═══ THE INPUT
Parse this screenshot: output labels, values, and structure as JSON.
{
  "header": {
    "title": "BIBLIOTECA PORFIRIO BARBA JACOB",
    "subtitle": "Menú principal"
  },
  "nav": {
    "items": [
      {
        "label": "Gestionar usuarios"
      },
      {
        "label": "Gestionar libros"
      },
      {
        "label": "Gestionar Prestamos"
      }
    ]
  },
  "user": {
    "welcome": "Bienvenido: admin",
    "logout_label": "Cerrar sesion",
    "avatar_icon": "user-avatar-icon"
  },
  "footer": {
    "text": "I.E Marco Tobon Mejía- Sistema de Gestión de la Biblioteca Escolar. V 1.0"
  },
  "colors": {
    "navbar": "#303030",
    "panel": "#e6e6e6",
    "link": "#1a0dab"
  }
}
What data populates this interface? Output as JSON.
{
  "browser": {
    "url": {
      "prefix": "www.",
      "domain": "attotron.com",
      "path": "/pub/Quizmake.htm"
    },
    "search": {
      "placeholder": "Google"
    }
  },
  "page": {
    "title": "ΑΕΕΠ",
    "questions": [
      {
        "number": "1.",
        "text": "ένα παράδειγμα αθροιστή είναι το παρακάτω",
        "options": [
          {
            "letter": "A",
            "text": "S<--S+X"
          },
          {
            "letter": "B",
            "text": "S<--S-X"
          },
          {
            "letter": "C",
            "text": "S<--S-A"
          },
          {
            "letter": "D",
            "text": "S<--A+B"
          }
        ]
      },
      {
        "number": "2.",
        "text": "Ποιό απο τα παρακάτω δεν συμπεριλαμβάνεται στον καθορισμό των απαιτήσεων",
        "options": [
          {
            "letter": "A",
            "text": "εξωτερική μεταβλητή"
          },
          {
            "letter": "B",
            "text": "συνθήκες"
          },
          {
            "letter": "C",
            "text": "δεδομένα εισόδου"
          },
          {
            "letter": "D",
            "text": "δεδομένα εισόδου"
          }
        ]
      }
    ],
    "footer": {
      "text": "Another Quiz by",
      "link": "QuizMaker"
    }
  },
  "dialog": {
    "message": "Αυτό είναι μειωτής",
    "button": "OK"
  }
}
══════
From the entries above, collect every line with the string "είναι" in it.

COMPLETE OUTPUT:
        "text": "ένα παράδειγμα αθροιστή είναι το παρακάτω",
    "message": "Αυτό είναι μειωτής",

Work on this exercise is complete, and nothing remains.